→ SHORT EXERCISE
Count the lines in the records below that contain the word "think", and give only that number.

(Stored records)
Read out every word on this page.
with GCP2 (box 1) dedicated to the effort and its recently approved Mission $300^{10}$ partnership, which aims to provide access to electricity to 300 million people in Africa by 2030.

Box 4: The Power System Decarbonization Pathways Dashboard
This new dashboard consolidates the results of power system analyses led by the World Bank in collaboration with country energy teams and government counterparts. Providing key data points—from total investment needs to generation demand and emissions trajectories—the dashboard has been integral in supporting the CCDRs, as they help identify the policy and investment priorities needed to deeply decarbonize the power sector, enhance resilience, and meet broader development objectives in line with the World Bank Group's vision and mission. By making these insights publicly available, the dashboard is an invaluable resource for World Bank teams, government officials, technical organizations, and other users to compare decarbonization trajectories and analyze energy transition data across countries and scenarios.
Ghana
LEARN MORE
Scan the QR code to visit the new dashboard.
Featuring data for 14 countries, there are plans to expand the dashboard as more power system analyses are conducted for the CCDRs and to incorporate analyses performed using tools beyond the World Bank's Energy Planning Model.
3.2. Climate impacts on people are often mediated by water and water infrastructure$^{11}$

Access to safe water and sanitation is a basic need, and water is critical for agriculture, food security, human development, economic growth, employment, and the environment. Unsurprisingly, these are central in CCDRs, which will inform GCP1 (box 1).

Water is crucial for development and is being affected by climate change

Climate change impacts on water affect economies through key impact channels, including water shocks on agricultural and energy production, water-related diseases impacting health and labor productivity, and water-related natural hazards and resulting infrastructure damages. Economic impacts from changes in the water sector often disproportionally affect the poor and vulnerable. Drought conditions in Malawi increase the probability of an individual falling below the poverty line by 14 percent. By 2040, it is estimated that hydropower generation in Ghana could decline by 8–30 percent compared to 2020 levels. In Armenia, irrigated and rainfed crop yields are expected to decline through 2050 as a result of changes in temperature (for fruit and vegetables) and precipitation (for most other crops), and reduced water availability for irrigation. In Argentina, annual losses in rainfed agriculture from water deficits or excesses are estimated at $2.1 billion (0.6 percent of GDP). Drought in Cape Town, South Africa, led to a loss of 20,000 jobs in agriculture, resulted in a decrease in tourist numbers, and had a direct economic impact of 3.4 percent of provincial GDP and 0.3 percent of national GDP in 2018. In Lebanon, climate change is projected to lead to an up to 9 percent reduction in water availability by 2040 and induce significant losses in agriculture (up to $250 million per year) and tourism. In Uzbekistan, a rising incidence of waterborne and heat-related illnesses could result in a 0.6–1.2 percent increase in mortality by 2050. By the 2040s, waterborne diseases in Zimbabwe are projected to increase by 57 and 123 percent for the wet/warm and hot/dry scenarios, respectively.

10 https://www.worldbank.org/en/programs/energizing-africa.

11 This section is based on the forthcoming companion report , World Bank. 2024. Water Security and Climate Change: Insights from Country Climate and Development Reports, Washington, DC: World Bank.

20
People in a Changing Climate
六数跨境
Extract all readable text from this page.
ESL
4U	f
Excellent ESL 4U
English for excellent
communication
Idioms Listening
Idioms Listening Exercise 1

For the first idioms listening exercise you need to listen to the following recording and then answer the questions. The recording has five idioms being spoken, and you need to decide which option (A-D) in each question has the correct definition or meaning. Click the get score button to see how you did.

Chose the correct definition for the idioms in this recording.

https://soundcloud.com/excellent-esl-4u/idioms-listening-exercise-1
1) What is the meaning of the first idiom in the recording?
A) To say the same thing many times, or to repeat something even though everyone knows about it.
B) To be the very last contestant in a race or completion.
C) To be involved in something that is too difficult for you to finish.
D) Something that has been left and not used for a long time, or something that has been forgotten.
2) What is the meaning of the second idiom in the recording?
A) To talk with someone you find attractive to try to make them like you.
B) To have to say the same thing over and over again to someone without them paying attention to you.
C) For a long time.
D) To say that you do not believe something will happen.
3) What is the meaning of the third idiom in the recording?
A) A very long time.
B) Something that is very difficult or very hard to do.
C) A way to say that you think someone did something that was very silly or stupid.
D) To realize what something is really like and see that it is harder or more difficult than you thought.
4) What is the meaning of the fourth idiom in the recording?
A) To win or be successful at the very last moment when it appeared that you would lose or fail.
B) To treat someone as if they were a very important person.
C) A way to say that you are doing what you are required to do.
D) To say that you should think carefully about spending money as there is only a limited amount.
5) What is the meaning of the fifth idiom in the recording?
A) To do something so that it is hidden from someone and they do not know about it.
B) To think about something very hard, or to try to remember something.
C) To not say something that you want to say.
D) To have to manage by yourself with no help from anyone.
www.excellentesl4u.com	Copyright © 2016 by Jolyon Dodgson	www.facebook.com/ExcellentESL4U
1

* * *

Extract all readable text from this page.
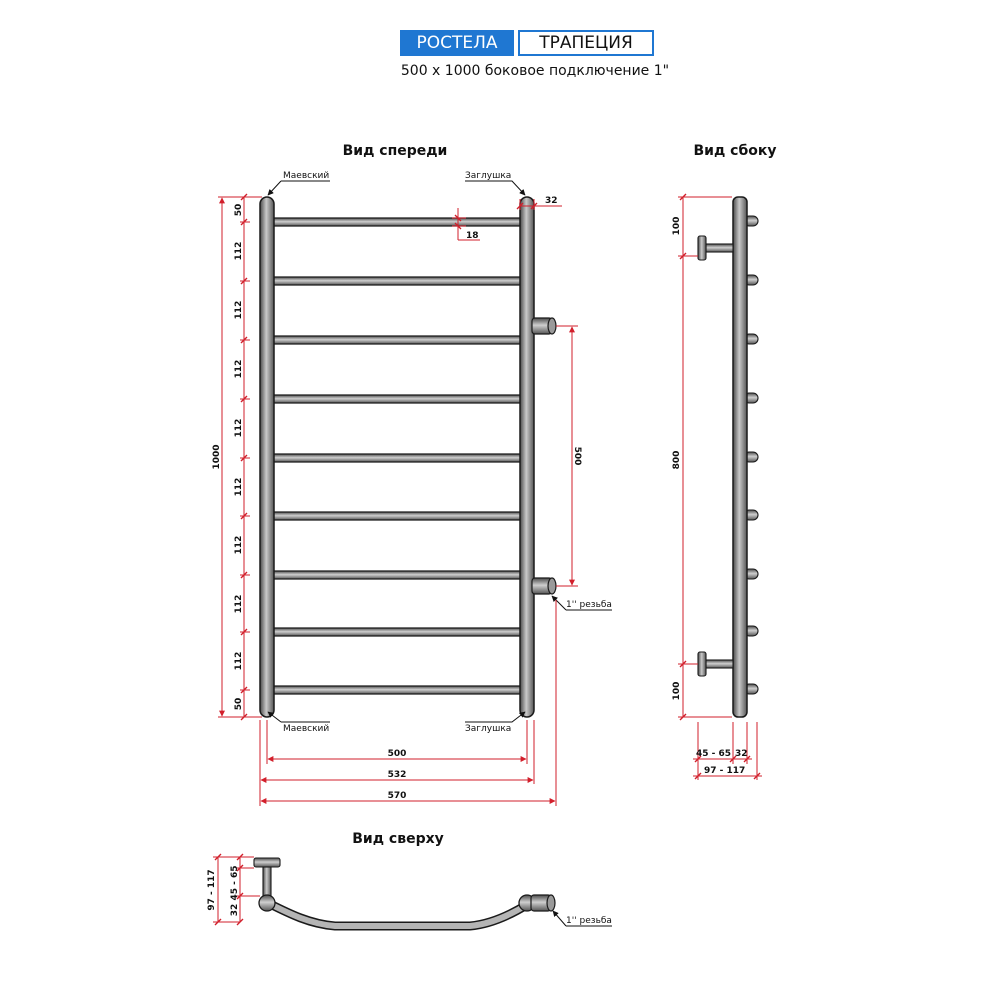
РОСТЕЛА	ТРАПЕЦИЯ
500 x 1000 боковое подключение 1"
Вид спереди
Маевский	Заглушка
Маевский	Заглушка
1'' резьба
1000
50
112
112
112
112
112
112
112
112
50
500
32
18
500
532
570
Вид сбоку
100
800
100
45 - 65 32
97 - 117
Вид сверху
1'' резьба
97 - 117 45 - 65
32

* * *

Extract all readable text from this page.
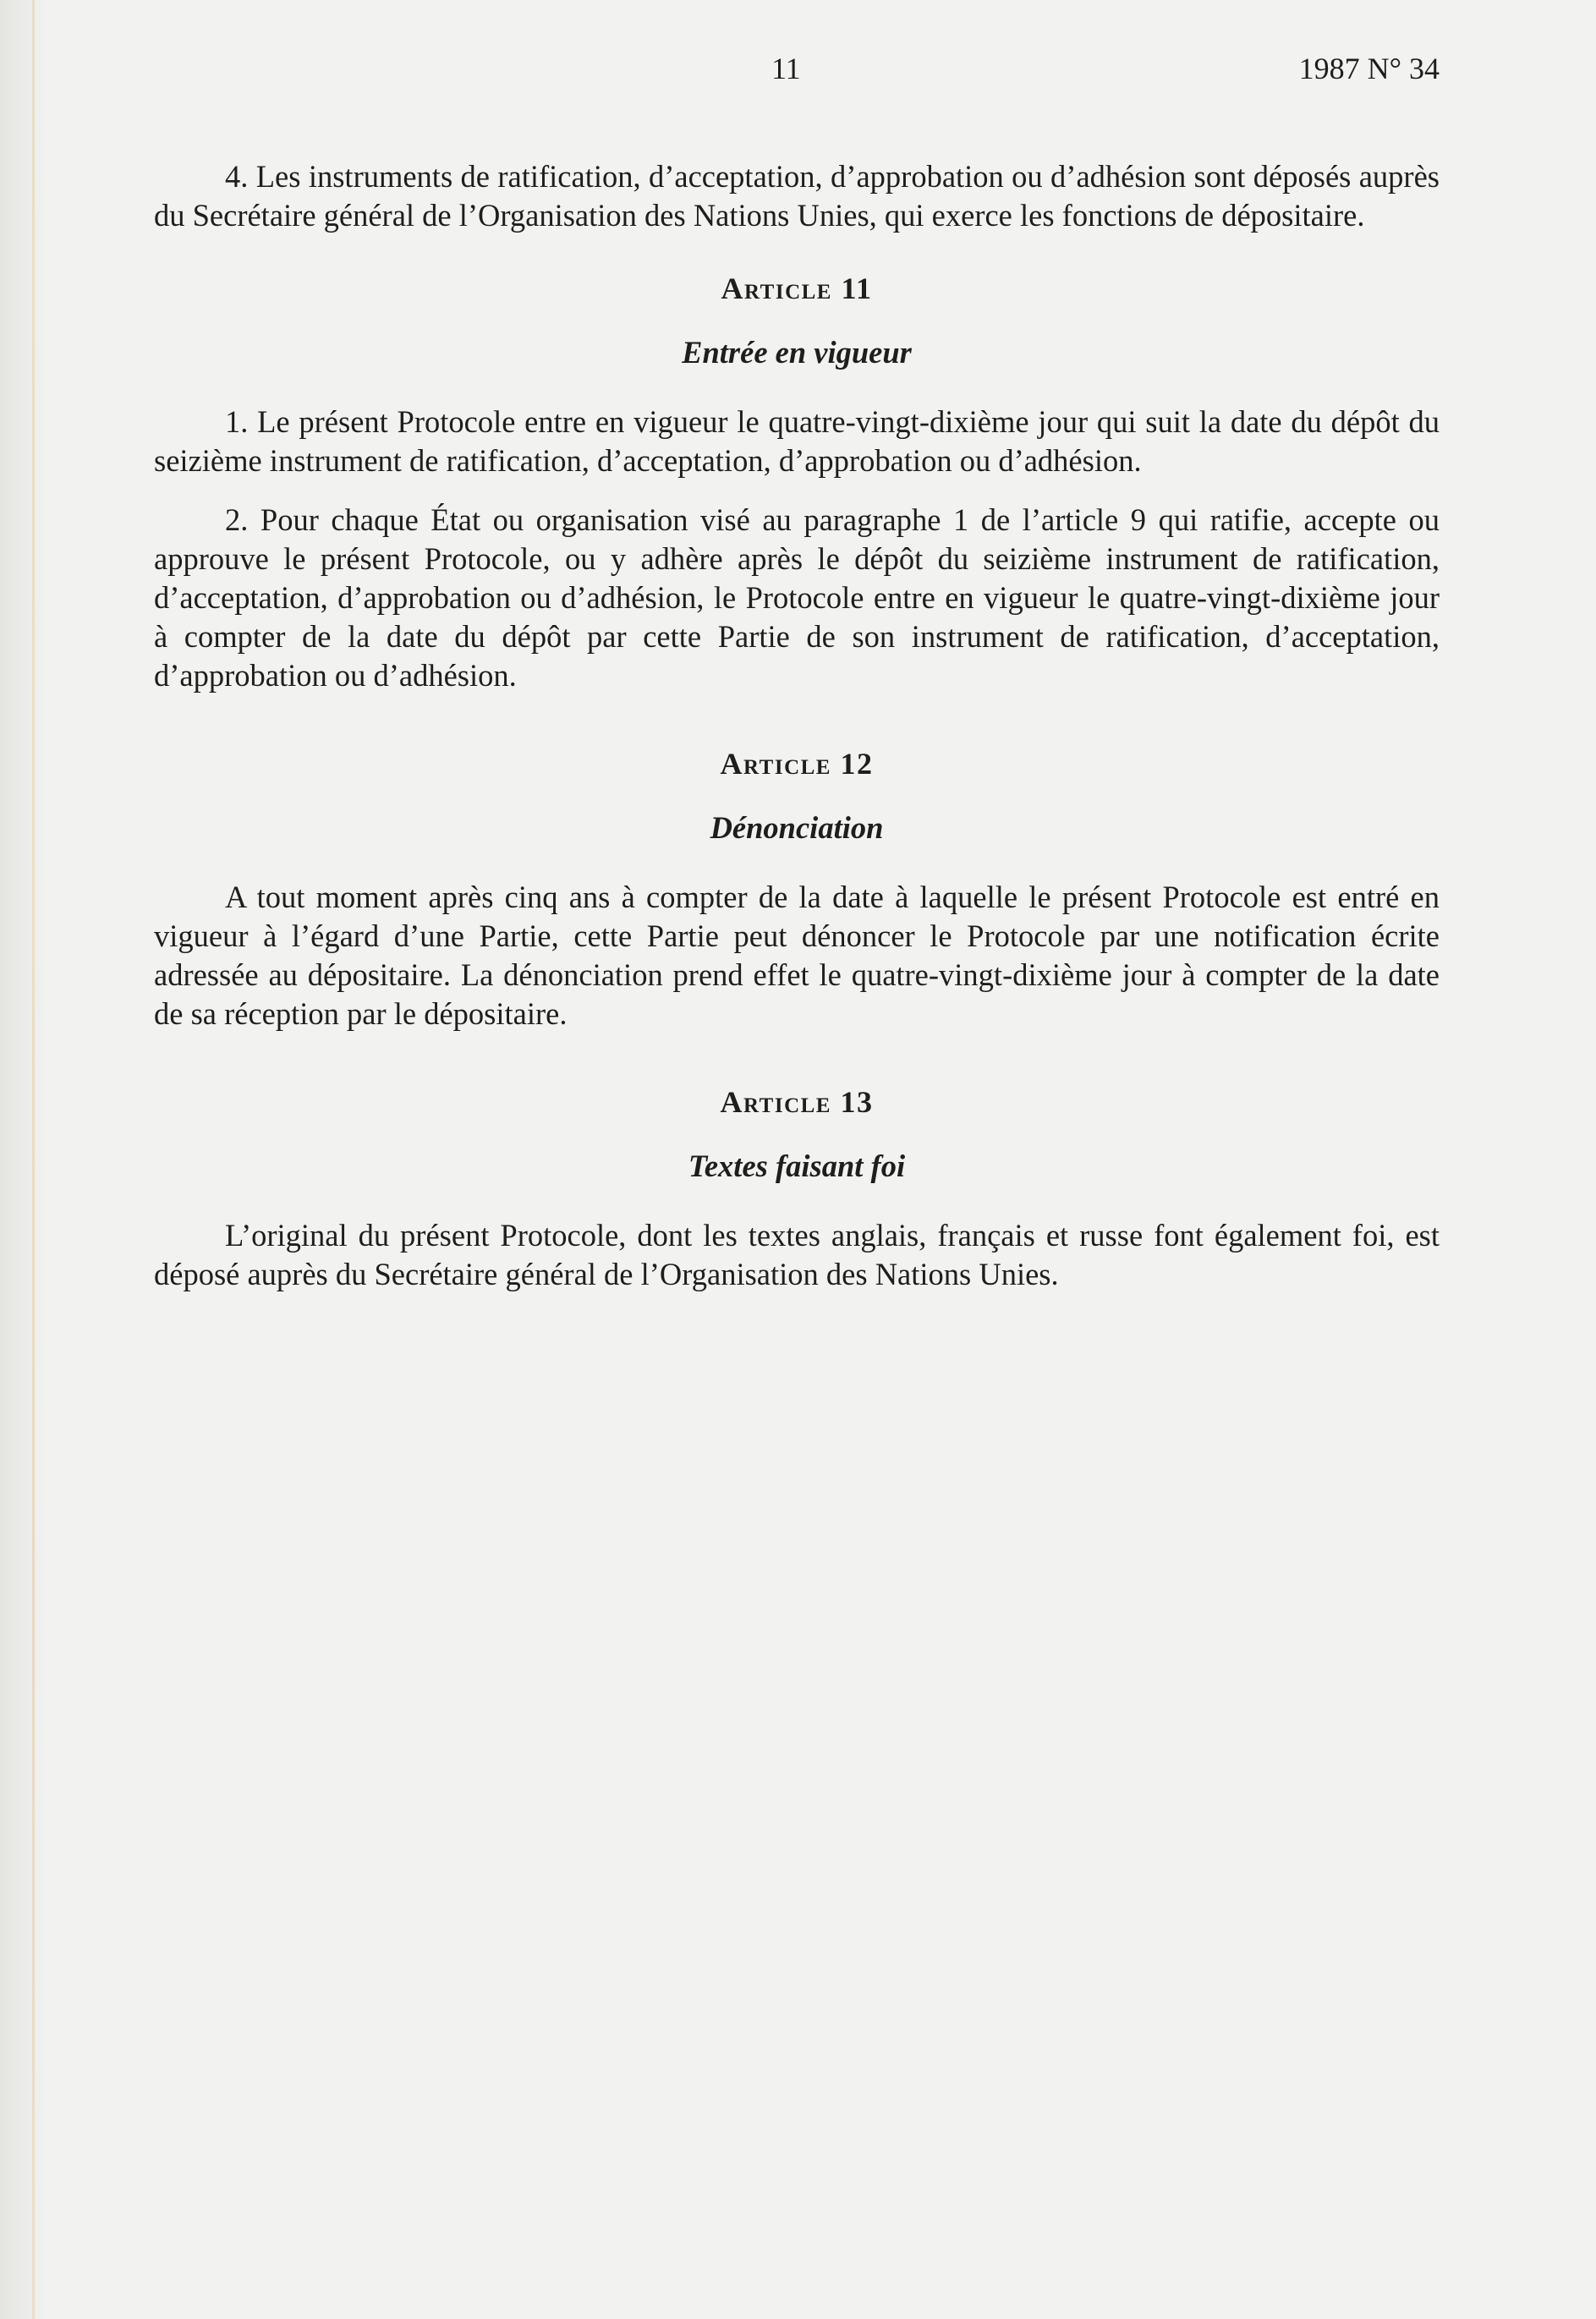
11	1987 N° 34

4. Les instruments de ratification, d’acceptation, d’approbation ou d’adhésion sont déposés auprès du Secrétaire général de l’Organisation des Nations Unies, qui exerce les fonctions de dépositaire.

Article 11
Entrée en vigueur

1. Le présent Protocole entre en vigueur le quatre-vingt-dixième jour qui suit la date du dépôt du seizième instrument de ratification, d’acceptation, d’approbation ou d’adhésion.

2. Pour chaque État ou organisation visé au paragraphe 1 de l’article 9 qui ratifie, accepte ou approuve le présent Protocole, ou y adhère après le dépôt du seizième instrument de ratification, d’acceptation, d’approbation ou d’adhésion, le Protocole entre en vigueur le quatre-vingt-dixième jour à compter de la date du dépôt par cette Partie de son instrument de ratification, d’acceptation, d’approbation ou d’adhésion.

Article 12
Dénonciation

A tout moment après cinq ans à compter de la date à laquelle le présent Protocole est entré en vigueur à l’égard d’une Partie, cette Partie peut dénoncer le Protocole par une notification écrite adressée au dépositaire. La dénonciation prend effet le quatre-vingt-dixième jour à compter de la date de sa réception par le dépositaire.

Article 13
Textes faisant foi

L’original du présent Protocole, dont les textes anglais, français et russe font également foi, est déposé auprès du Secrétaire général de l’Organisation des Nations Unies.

→ EXERCISE OUTPUT
3